▶ [The problem]
Return all of the data exactly, with nothing left out but the pictures.
§ §
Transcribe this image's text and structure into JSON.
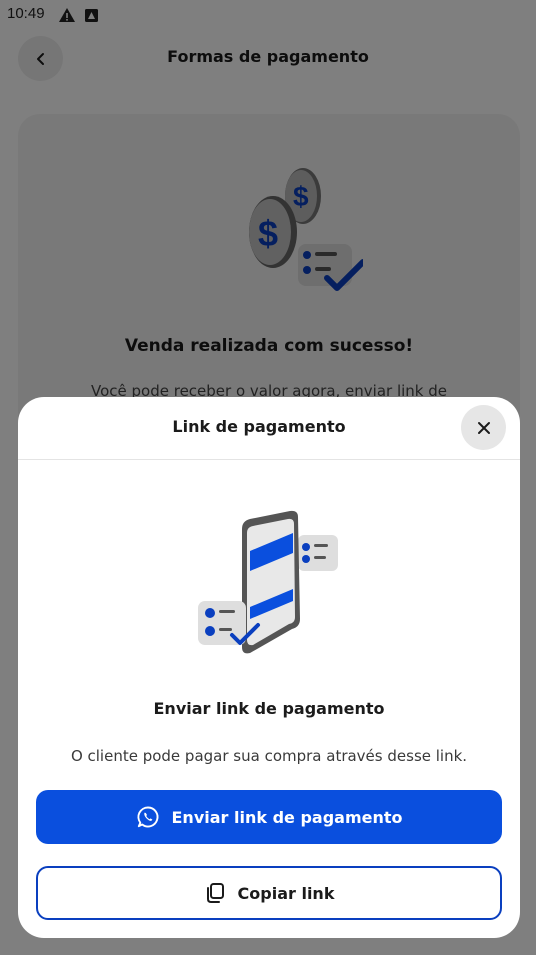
{
  "status_bar": {
    "time": "10:49",
    "icons": [
      "warning-icon",
      "notification-icon"
    ]
  },
  "app_bar": {
    "title": "Formas de pagamento",
    "back_icon": "chevron-left-icon"
  },
  "success_card": {
    "illustration": "coins-checklist-illustration",
    "title": "Venda realizada com sucesso!",
    "description": "Você pode receber o valor agora, enviar link de"
  },
  "sheet": {
    "title": "Link de pagamento",
    "close_icon": "close-icon",
    "illustration": "phone-checklist-illustration",
    "heading": "Enviar link de pagamento",
    "description": "O cliente pode pagar sua compra através desse link.",
    "primary_button": {
      "label": "Enviar link de pagamento",
      "icon": "whatsapp-icon"
    },
    "secondary_button": {
      "label": "Copiar link",
      "icon": "copy-icon"
    }
  },
  "colors": {
    "brand_blue": "#0a4fde",
    "overlay": "rgba(0,0,0,0.5)"
  }
}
§ §
▶ [Output below]
Transcribe this image's text and structure into JSON.
{
  "status_bar": {
    "time": "10:49",
    "icons": [
      "warning-icon",
      "notification-icon"
    ]
  },
  "app_bar": {
    "title": "Formas de pagamento",
    "back_icon": "chevron-left-icon"
  },
  "success_card": {
    "illustration": "coins-checklist-illustration",
    "title": "Venda realizada com sucesso!",
    "description": "Você pode receber o valor agora, enviar link de"
  },
  "sheet": {
    "title": "Link de pagamento",
    "close_icon": "close-icon",
    "illustration": "phone-checklist-illustration",
    "heading": "Enviar link de pagamento",
    "description": "O cliente pode pagar sua compra através desse link.",
    "primary_button": {
      "label": "Enviar link de pagamento",
      "icon": "whatsapp-icon"
    },
    "secondary_button": {
      "label": "Copiar link",
      "icon": "copy-icon"
    }
  },
  "colors": {
    "brand_blue": "#0a4fde",
    "overlay": "rgba(0,0,0,0.5)"
  }
}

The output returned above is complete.